▸ **YOUR OBJECTIVE**
In the material below, list every line carrying the string "title".

▸ **RECORDS FOR THIS TASK**
----

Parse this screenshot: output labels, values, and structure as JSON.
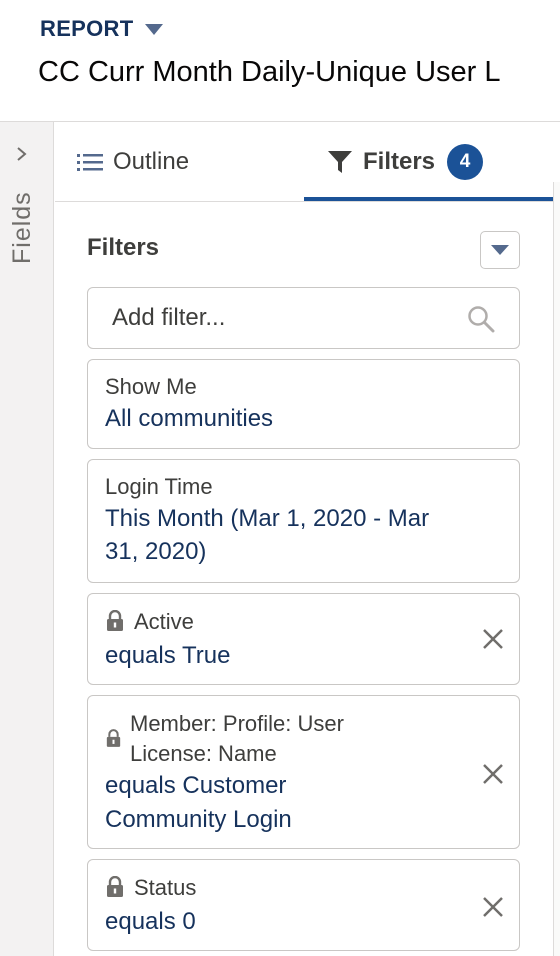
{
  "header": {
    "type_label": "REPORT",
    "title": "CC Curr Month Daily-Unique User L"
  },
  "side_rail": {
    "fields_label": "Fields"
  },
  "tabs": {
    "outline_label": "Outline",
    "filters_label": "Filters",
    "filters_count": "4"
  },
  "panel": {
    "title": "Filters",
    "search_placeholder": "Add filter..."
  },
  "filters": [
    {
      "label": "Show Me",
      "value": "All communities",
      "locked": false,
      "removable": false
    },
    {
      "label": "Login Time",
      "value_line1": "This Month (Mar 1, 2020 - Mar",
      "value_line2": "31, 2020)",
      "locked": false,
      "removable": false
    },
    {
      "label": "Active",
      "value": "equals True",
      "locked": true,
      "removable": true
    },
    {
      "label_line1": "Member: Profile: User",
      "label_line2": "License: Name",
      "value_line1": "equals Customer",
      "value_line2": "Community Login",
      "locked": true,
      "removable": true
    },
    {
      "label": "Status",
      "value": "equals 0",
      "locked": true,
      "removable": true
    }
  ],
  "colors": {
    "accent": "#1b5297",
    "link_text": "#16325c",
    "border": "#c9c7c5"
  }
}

----

▸ **THE RESULT**
    "title": "CC Curr Month Daily-Unique User L"
    "title": "Filters",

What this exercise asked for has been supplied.